── Data section ──

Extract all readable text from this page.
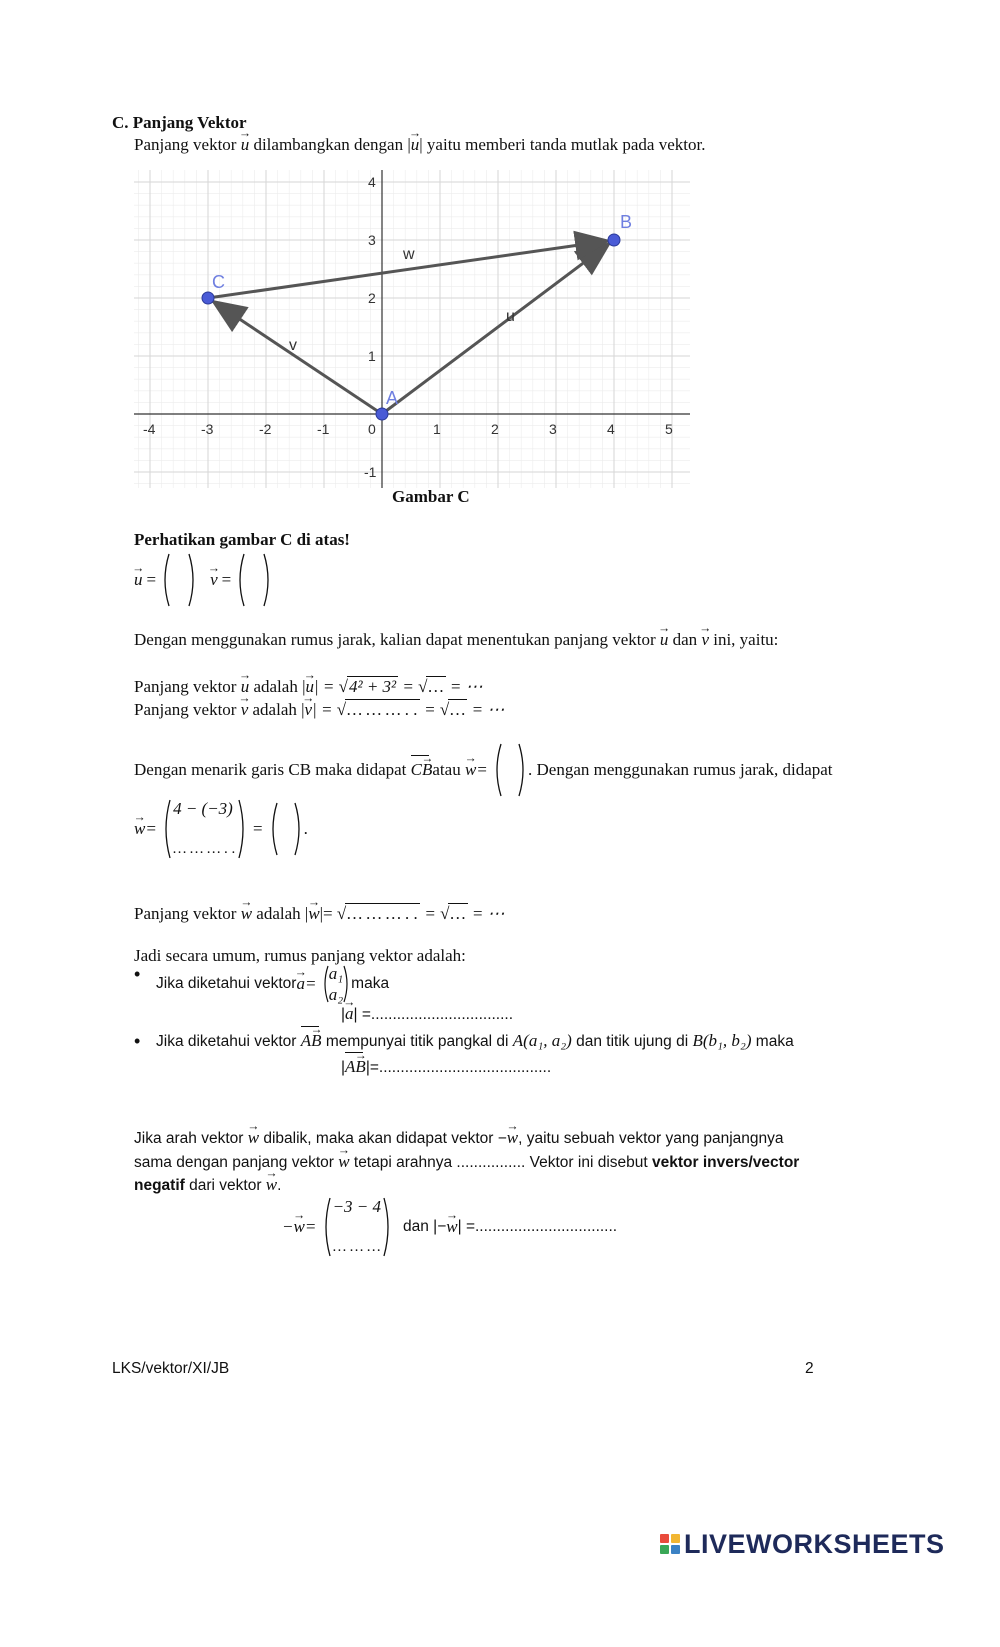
C. Panjang Vektor
Panjang vektor → u dilambangkan dengan |→ u| yaitu memberi tanda mutlak pada vektor.
-4	-3	-2	-1	0	1	2	3	4	5
4
3
2
1
-1
u
v
w
A
B
C
Gambar C
Perhatikan gambar C di atas!
→ u =	→ v =
Dengan menggunakan rumus jarak, kalian dapat menentukan panjang vektor → u dan → v ini, yaitu:
Panjang vektor → u adalah |→ u| = √4² + 3² = √… = ⋯
Panjang vektor → v adalah |→ v| = √… … … . . = √… = ⋯
Dengan menarik garis CB maka didapat
→ CB atau
→ w =
. Dengan menggunakan rumus jarak, didapat
→ w =

4 − (−3)
… … … . .

=
.
Panjang vektor → w adalah |→ w|= √… … … . . = √… = ⋯
Jadi secara umum, rumus panjang vektor adalah:
• Jika diketahui vektor → a =

a₁
a₂
maka
|→ a| =.................................
• Jika diketahui vektor → AB mempunyai titik pangkal di A(a₁, a₂) dan titik ujung di B(b₁, b₂) maka
|→ AB|=........................................
Jika arah vektor → w dibalik, maka akan didapat vektor −→ w, yaitu sebuah vektor yang panjangnya
sama dengan panjang vektor → w tetapi arahnya ................ Vektor ini disebut vektor invers/vector
negatif dari vektor → w.
− → w =

−3 − 4
… … …
dan |− → w | =.................................
LKS/vektor/XI/JB	2
LIVEWORKSHEETS
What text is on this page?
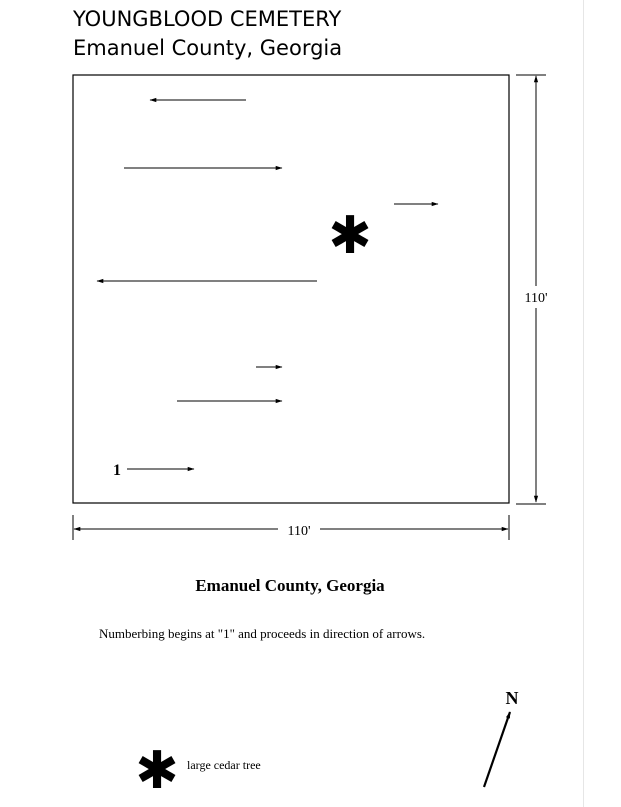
YOUNGBLOOD CEMETERY
Emanuel County, Georgia
1
✱
110'
110'
N
✱
Emanuel County, Georgia
Numberbing begins at "1" and proceeds in direction of arrows.
large cedar tree
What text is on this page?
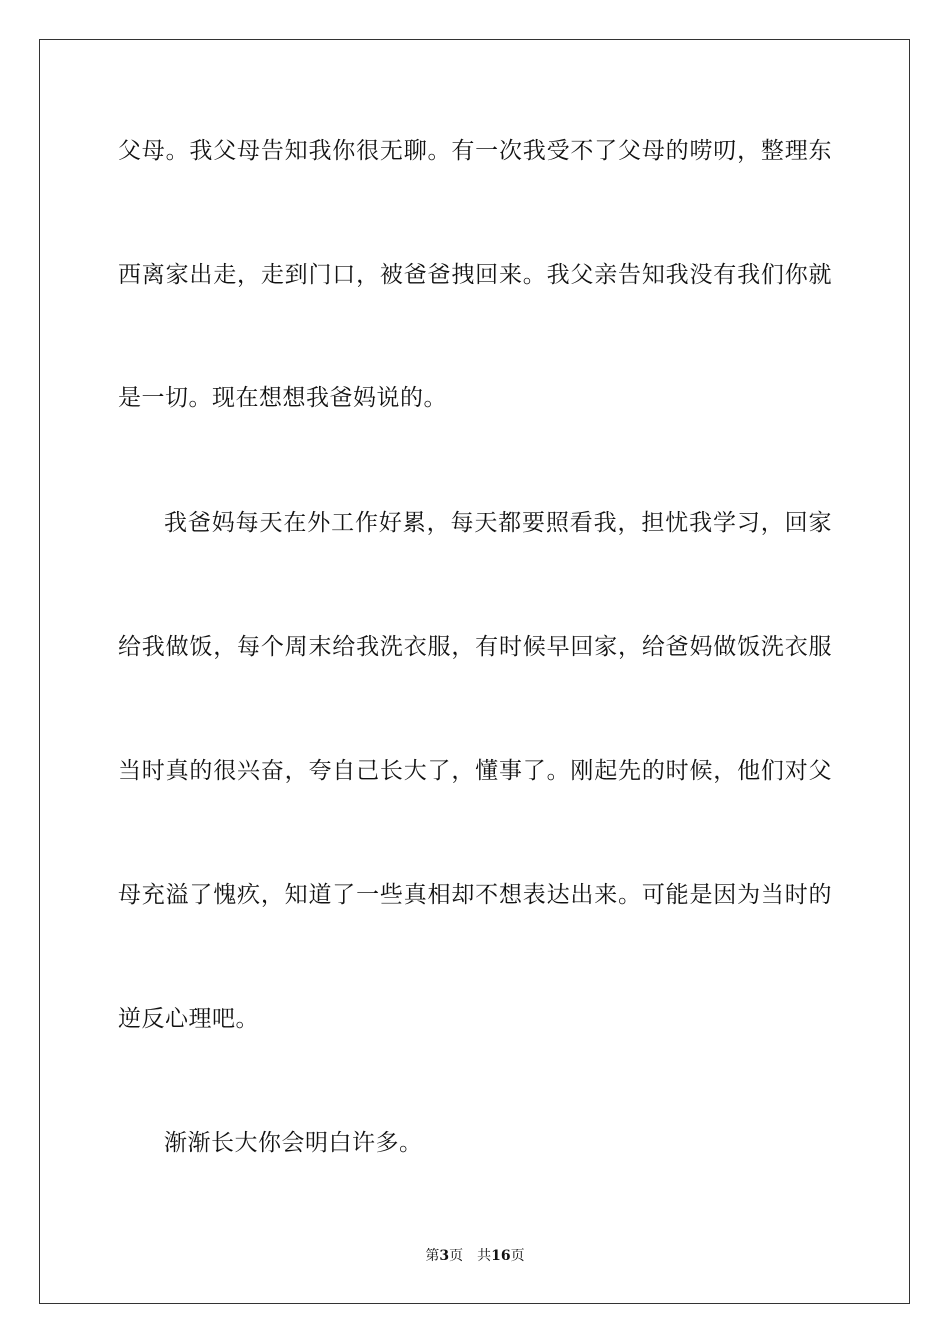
父母。我父母告知我你很无聊。有一次我受不了父母的唠叨，整理东
西离家出走，走到门口，被爸爸拽回来。我父亲告知我没有我们你就
是一切。现在想想我爸妈说的。
我爸妈每天在外工作好累，每天都要照看我，担忧我学习，回家
给我做饭，每个周末给我洗衣服，有时候早回家，给爸妈做饭洗衣服
当时真的很兴奋，夸自己长大了，懂事了。刚起先的时候，他们对父
母充溢了愧疚，知道了一些真相却不想表达出来。可能是因为当时的
逆反心理吧。
渐渐长大你会明白许多。
第3页 共16页
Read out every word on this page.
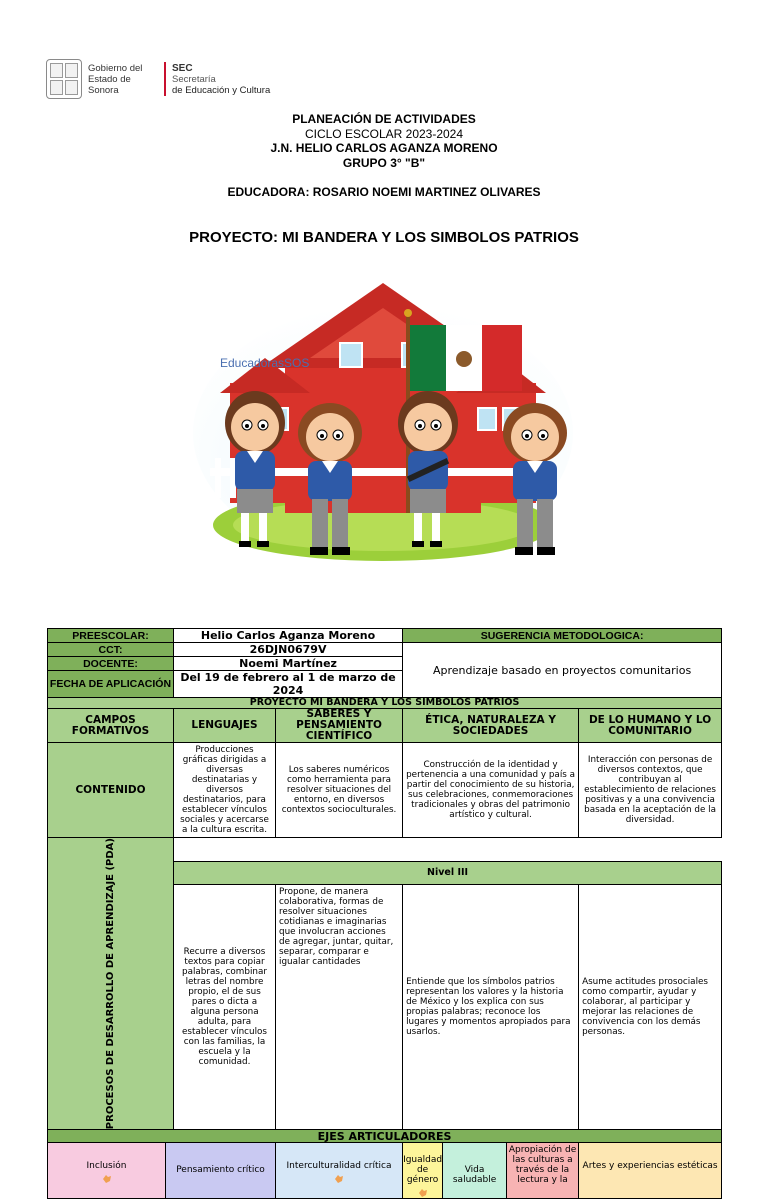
Gobierno del
Estado de Sonora
SEC
Secretaría
de Educación y Cultura
PLANEACIÓN DE ACTIVIDADES
CICLO ESCOLAR 2023-2024
J.N. HELIO CARLOS AGANZA MORENO
GRUPO 3° "B"
EDUCADORA: ROSARIO NOEMI MARTINEZ OLIVARES
PROYECTO: MI BANDERA Y LOS SIMBOLOS PATRIOS
EducadorasSOS
PREESCOLAR:		Helio Carlos Aganza Moreno		SUGERENCIA METODOLOGICA:			
CCT:		26DJN0679V		Aprendizaje basado en proyectos comunitarios			
DOCENTE:		Noemi Martínez					
FECHA DE APLICACIÓN		Del 19 de febrero al 1 de marzo de 2024					
PROYECTO MI BANDERA Y LOS SIMBOLOS PATRIOS							
CAMPOS FORMATIVOS		LENGUAJES	SABERES Y PENSAMIENTO CIENTÍFICO	ÉTICA, NATURALEZA Y SOCIEDADES			DE LO HUMANO Y LO COMUNITARIO
CONTENIDO		Producciones gráficas dirigidas a diversas destinatarias y diversos destinatarios, para establecer vínculos sociales y acercarse a la cultura escrita.	Los saberes numéricos como herramienta para resolver situaciones del entorno, en diversos contextos socioculturales.	Construcción de la identidad y pertenencia a una comunidad y país a partir del conocimiento de su historia, sus celebraciones, conmemoraciones tradicionales y obras del patrimonio artístico y cultural.			Interacción con personas de diversos contextos, que contribuyan al establecimiento de relaciones positivas y a una convivencia basada en la aceptación de la diversidad.

PROCESOS DE DESARROLLO DE APRENDIZAJE (PDA)							

		Nivel III					
		Recurre a diversos textos para copiar palabras, combinar letras del nombre propio, el de sus pares o dicta a alguna persona adulta, para establecer vínculos con las familias, la escuela y la comunidad.	Propone, de manera colaborativa, formas de resolver situaciones cotidianas e imaginarias que involucran acciones de agregar, juntar, quitar, separar, comparar e igualar cantidades	Entiende que los símbolos patrios representan los valores y la historia de México y los explica con sus propias palabras; reconoce los lugares y momentos apropiados para usarlos.			Asume actitudes prosociales como compartir, ayudar y colaborar, al participar y mejorar las relaciones de convivencia con los demás personas.
EJES ARTICULADORES							
Inclusión	Pensamiento crítico		Interculturalidad crítica	Igualdad de género	Vida saludable	Apropiación de las culturas a través de la lectura y la	Artes y experiencias estéticas
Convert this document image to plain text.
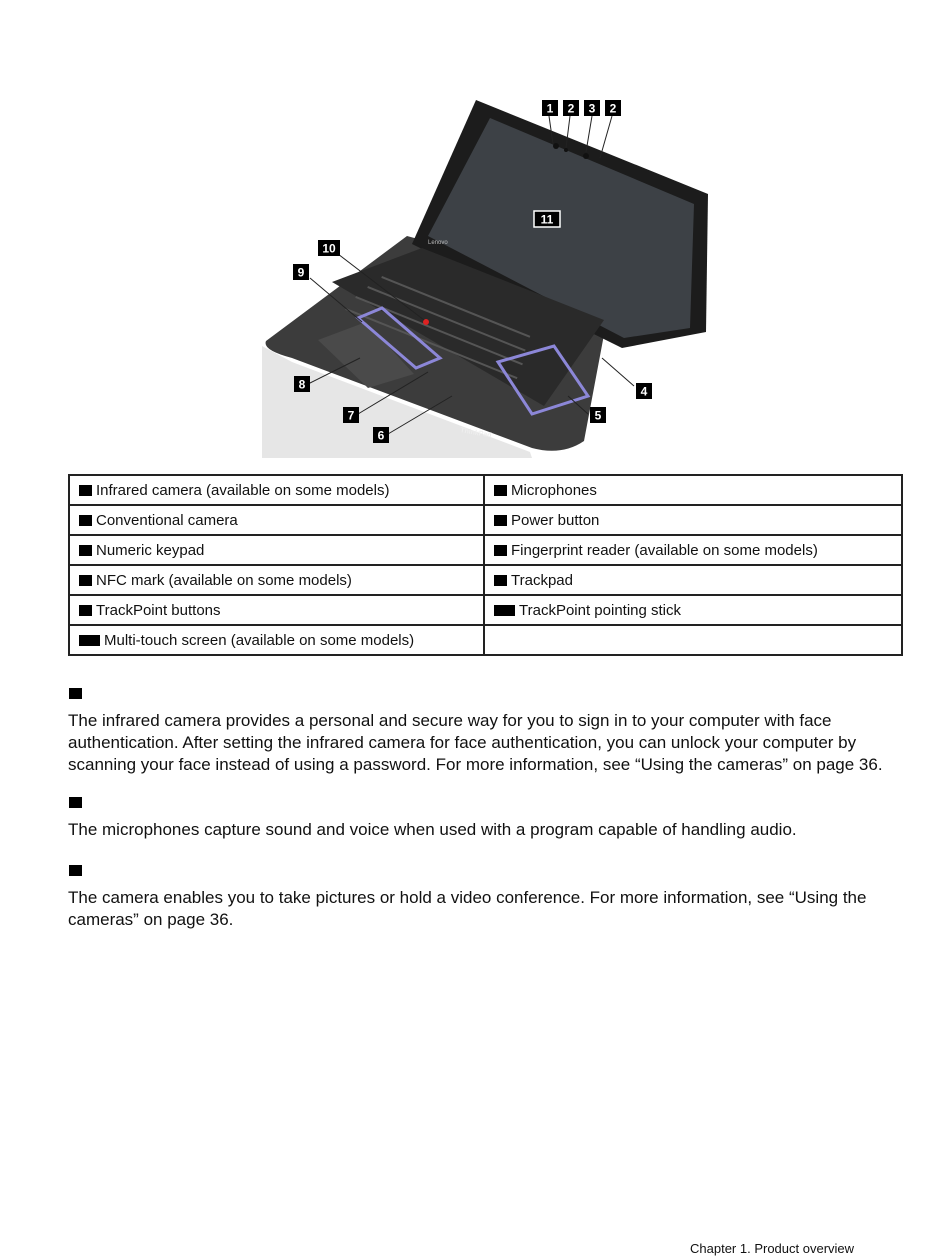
Lenovo
ThinkPad
1 2 3 2
11
10
9
8
7
6
5
4
Infrared camera (available on some models)	Microphones
Conventional camera	Power button
Numeric keypad	Fingerprint reader (available on some models)
NFC mark (available on some models)	Trackpad
TrackPoint buttons	TrackPoint pointing stick
Multi-touch screen (available on some models)	

The infrared camera provides a personal and secure way for you to sign in to your computer with face authentication. After setting the infrared camera for face authentication, you can unlock your computer by scanning your face instead of using a password. For more information, see “Using the cameras” on page 36.

The microphones capture sound and voice when used with a program capable of handling audio.

The camera enables you to take pictures or hold a video conference. For more information, see “Using the cameras” on page 36.

Chapter 1. Product overview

───

**The request:**
Output the material word for word, omitting its pictures.

**Output:**
Extract all readable text from this page.
C. Panjang Vektor
Panjang vektor → u dilambangkan dengan |→ u| yaitu memberi tanda mutlak pada vektor.
-4	-3	-2	-1	0	1	2	3	4	5
4
3
2
1
-1
u
v
w
A
B
C
Gambar C
Perhatikan gambar C di atas!
→ u =	→ v =
Dengan menggunakan rumus jarak, kalian dapat menentukan panjang vektor → u dan → v ini, yaitu:
Panjang vektor → u adalah |→ u| = √4² + 3² = √… = ⋯
Panjang vektor → v adalah |→ v| = √… … … . . = √… = ⋯
Dengan menarik garis CB maka didapat
→ CB atau
→ w =
. Dengan menggunakan rumus jarak, didapat
→ w =

4 − (−3)
… … … . .

=
.
Panjang vektor → w adalah |→ w|= √… … … . . = √… = ⋯
Jadi secara umum, rumus panjang vektor adalah:
• Jika diketahui vektor → a =

a₁
a₂
maka
|→ a| =.................................
• Jika diketahui vektor → AB mempunyai titik pangkal di A(a₁, a₂) dan titik ujung di B(b₁, b₂) maka
|→ AB|=........................................
Jika arah vektor → w dibalik, maka akan didapat vektor −→ w, yaitu sebuah vektor yang panjangnya
sama dengan panjang vektor → w tetapi arahnya ................ Vektor ini disebut vektor invers/vector
negatif dari vektor → w.
− → w =

−3 − 4
… … …
dan |− → w | =.................................
LKS/vektor/XI/JB	2
LIVEWORKSHEETS
What text is on this page?
YOUNGBLOOD CEMETERY
Emanuel County, Georgia
1
✱
110'
110'
N
✱
Emanuel County, Georgia
Numberbing begins at "1" and proceeds in direction of arrows.
large cedar tree
What text is on this page?
父母。我父母告知我你很无聊。有一次我受不了父母的唠叨，整理东
西离家出走，走到门口，被爸爸拽回来。我父亲告知我没有我们你就
是一切。现在想想我爸妈说的。
我爸妈每天在外工作好累，每天都要照看我，担忧我学习，回家
给我做饭，每个周末给我洗衣服，有时候早回家，给爸妈做饭洗衣服
当时真的很兴奋，夸自己长大了，懂事了。刚起先的时候，他们对父
母充溢了愧疚，知道了一些真相却不想表达出来。可能是因为当时的
逆反心理吧。
渐渐长大你会明白许多。
第3页 共16页
Read out every word on this page.
Gobierno del
Estado de Sonora
SEC
Secretaría
de Educación y Cultura
PLANEACIÓN DE ACTIVIDADES
CICLO ESCOLAR 2023-2024
J.N. HELIO CARLOS AGANZA MORENO
GRUPO 3° "B"
EDUCADORA: ROSARIO NOEMI MARTINEZ OLIVARES
PROYECTO: MI BANDERA Y LOS SIMBOLOS PATRIOS
EducadorasSOS
PREESCOLAR:		Helio Carlos Aganza Moreno		SUGERENCIA METODOLOGICA:			
CCT:		26DJN0679V		Aprendizaje basado en proyectos comunitarios			
DOCENTE:		Noemi Martínez					
FECHA DE APLICACIÓN		Del 19 de febrero al 1 de marzo de 2024					
PROYECTO MI BANDERA Y LOS SIMBOLOS PATRIOS							
CAMPOS FORMATIVOS		LENGUAJES	SABERES Y PENSAMIENTO CIENTÍFICO	ÉTICA, NATURALEZA Y SOCIEDADES			DE LO HUMANO Y LO COMUNITARIO
CONTENIDO		Producciones gráficas dirigidas a diversas destinatarias y diversos destinatarios, para establecer vínculos sociales y acercarse a la cultura escrita.	Los saberes numéricos como herramienta para resolver situaciones del entorno, en diversos contextos socioculturales.	Construcción de la identidad y pertenencia a una comunidad y país a partir del conocimiento de su historia, sus celebraciones, conmemoraciones tradicionales y obras del patrimonio artístico y cultural.			Interacción con personas de diversos contextos, que contribuyan al establecimiento de relaciones positivas y a una convivencia basada en la aceptación de la diversidad.

PROCESOS DE DESARROLLO DE APRENDIZAJE (PDA)							

		Nivel III					
		Recurre a diversos textos para copiar palabras, combinar letras del nombre propio, el de sus pares o dicta a alguna persona adulta, para establecer vínculos con las familias, la escuela y la comunidad.	Propone, de manera colaborativa, formas de resolver situaciones cotidianas e imaginarias que involucran acciones de agregar, juntar, quitar, separar, comparar e igualar cantidades	Entiende que los símbolos patrios representan los valores y la historia de México y los explica con sus propias palabras; reconoce los lugares y momentos apropiados para usarlos.			Asume actitudes prosociales como compartir, ayudar y colaborar, al participar y mejorar las relaciones de convivencia con los demás personas.
EJES ARTICULADORES							
Inclusión	Pensamiento crítico		Interculturalidad crítica	Igualdad de género	Vida saludable	Apropiación de las culturas a través de la lectura y la	Artes y experiencias estéticas
Convert this document image to plain text.
Lenovo
ThinkPad
1 2 3 2
11
10
9
8
7
6
5
4
Infrared camera (available on some models)	Microphones
Conventional camera	Power button
Numeric keypad	Fingerprint reader (available on some models)
NFC mark (available on some models)	Trackpad
TrackPoint buttons	TrackPoint pointing stick
Multi-touch screen (available on some models)	

The infrared camera provides a personal and secure way for you to sign in to your computer with face authentication. After setting the infrared camera for face authentication, you can unlock your computer by scanning your face instead of using a password. For more information, see “Using the cameras” on page 36.

The microphones capture sound and voice when used with a program capable of handling audio.

The camera enables you to take pictures or hold a video conference. For more information, see “Using the cameras” on page 36.

Chapter 1. Product overview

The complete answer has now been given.